Work required: Render the following material again verbatim, leaving nothing out.

Input for this task:
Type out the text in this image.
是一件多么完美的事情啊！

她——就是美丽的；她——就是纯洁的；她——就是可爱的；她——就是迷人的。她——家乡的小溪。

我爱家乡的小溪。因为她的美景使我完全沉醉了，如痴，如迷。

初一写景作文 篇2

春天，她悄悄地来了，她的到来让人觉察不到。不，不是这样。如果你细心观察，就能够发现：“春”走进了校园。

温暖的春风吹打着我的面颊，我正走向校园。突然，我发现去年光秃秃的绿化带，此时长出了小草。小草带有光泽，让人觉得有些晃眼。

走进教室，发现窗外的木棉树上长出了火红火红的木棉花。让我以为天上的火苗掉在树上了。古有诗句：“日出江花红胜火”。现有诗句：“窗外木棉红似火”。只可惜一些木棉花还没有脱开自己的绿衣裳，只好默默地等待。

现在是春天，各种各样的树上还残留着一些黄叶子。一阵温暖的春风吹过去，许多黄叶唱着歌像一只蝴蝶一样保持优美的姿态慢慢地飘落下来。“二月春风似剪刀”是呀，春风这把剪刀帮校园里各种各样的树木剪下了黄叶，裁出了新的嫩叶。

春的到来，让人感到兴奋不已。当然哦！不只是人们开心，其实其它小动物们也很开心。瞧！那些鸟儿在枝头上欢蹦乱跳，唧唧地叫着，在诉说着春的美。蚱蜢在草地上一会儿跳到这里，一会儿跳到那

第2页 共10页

Answer for the task:
Type out the text in this image.
是一件多么完美的事情啊！

她——就是美丽的；她——就是纯洁的；她——就是可爱的；她——就是迷人的。她——家乡的小溪。

我爱家乡的小溪。因为她的美景使我完全沉醉了，如痴，如迷。

初一写景作文 篇2

春天，她悄悄地来了，她的到来让人觉察不到。不，不是这样。如果你细心观察，就能够发现：“春”走进了校园。

温暖的春风吹打着我的面颊，我正走向校园。突然，我发现去年光秃秃的绿化带，此时长出了小草。小草带有光泽，让人觉得有些晃眼。

走进教室，发现窗外的木棉树上长出了火红火红的木棉花。让我以为天上的火苗掉在树上了。古有诗句：“日出江花红胜火”。现有诗句：“窗外木棉红似火”。只可惜一些木棉花还没有脱开自己的绿衣裳，只好默默地等待。

现在是春天，各种各样的树上还残留着一些黄叶子。一阵温暖的春风吹过去，许多黄叶唱着歌像一只蝴蝶一样保持优美的姿态慢慢地飘落下来。“二月春风似剪刀”是呀，春风这把剪刀帮校园里各种各样的树木剪下了黄叶，裁出了新的嫩叶。

春的到来，让人感到兴奋不已。当然哦！不只是人们开心，其实其它小动物们也很开心。瞧！那些鸟儿在枝头上欢蹦乱跳，唧唧地叫着，在诉说着春的美。蚱蜢在草地上一会儿跳到这里，一会儿跳到那

第2页 共10页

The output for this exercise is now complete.